WHAT THIS TASK INVOLVES =
Without further comment, state how many lines in the listing below contain the word "related".

STORED DATA =
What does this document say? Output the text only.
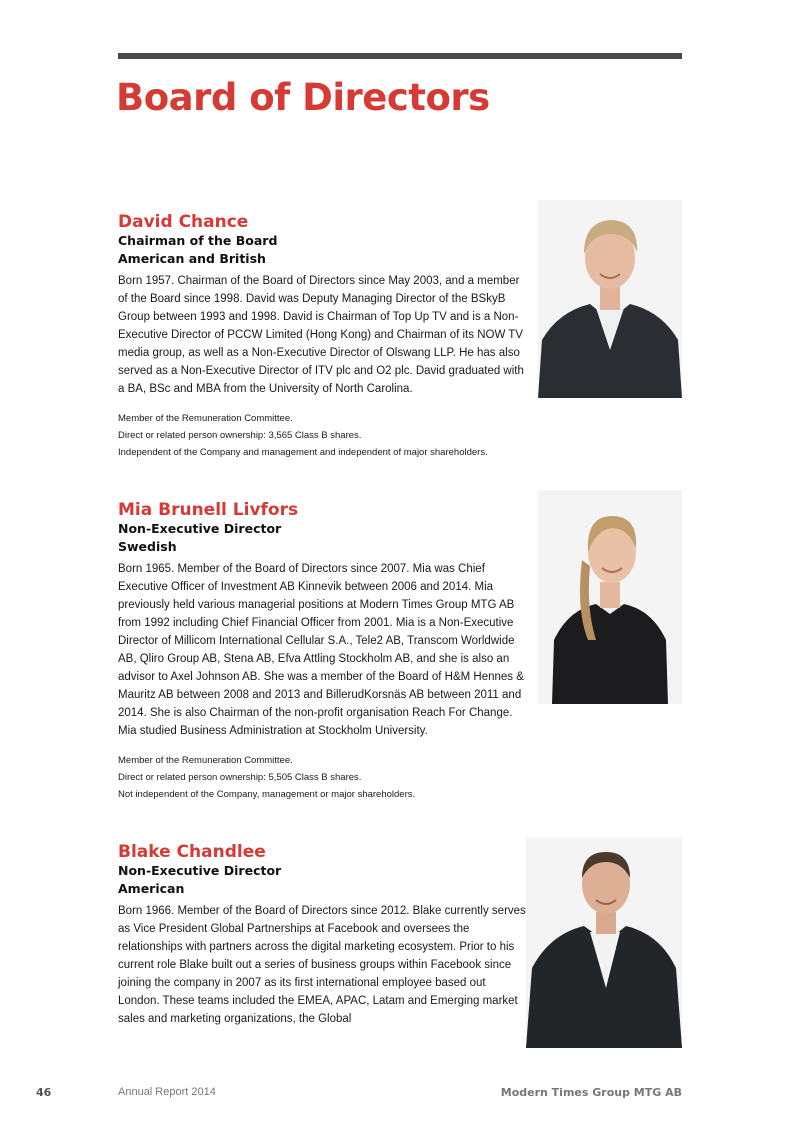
Board of Directors
David Chance

Chairman of the Board

American and British

Born 1957. Chairman of the Board of Directors since May 2003, and a member of the Board since 1998. David was Deputy Managing Director of the BSkyB Group between 1993 and 1998. David is Chairman of Top Up TV and is a Non-Executive Director of PCCW Limited (Hong Kong) and Chairman of its NOW TV media group, as well as a Non-Executive Director of Olswang LLP. He has also served as a Non-Executive Director of ITV plc and O2 plc. David graduated with a BA, BSc and MBA from the University of North Carolina.

Member of the Remuneration Committee.

Direct or related person ownership: 3,565 Class B shares.

Independent of the Company and management and independent of major shareholders.

Mia Brunell Livfors

Non-Executive Director

Swedish

Born 1965. Member of the Board of Directors since 2007. Mia was Chief Executive Officer of Investment AB Kinnevik between 2006 and 2014. Mia previously held various managerial positions at Modern Times Group MTG AB from 1992 including Chief Financial Officer from 2001. Mia is a Non-Executive Director of Millicom International Cellular S.A., Tele2 AB, Transcom Worldwide AB, Qliro Group AB, Stena AB, Efva Attling Stockholm AB, and she is also an advisor to Axel Johnson AB. She was a member of the Board of H&M Hennes & Mauritz AB between 2008 and 2013 and BillerudKorsnäs AB between 2011 and 2014. She is also Chairman of the non-profit organisation Reach For Change. Mia studied Business Administration at Stockholm University.

Member of the Remuneration Committee.

Direct or related person ownership: 5,505 Class B shares.

Not independent of the Company, management or major shareholders.

Blake Chandlee

Non-Executive Director

American

Born 1966. Member of the Board of Directors since 2012. Blake currently serves as Vice President Global Partnerships at Facebook and oversees the relationships with partners across the digital marketing ecosystem. Prior to his current role Blake built out a series of business groups within Facebook since joining the company in 2007 as its first international employee based out London. These teams included the EMEA, APAC, Latam and Emerging market sales and marketing organizations, the Global

46	Annual Report 2014	Modern Times Group MTG AB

SOLUTION FOR THIS EXERCISE =
2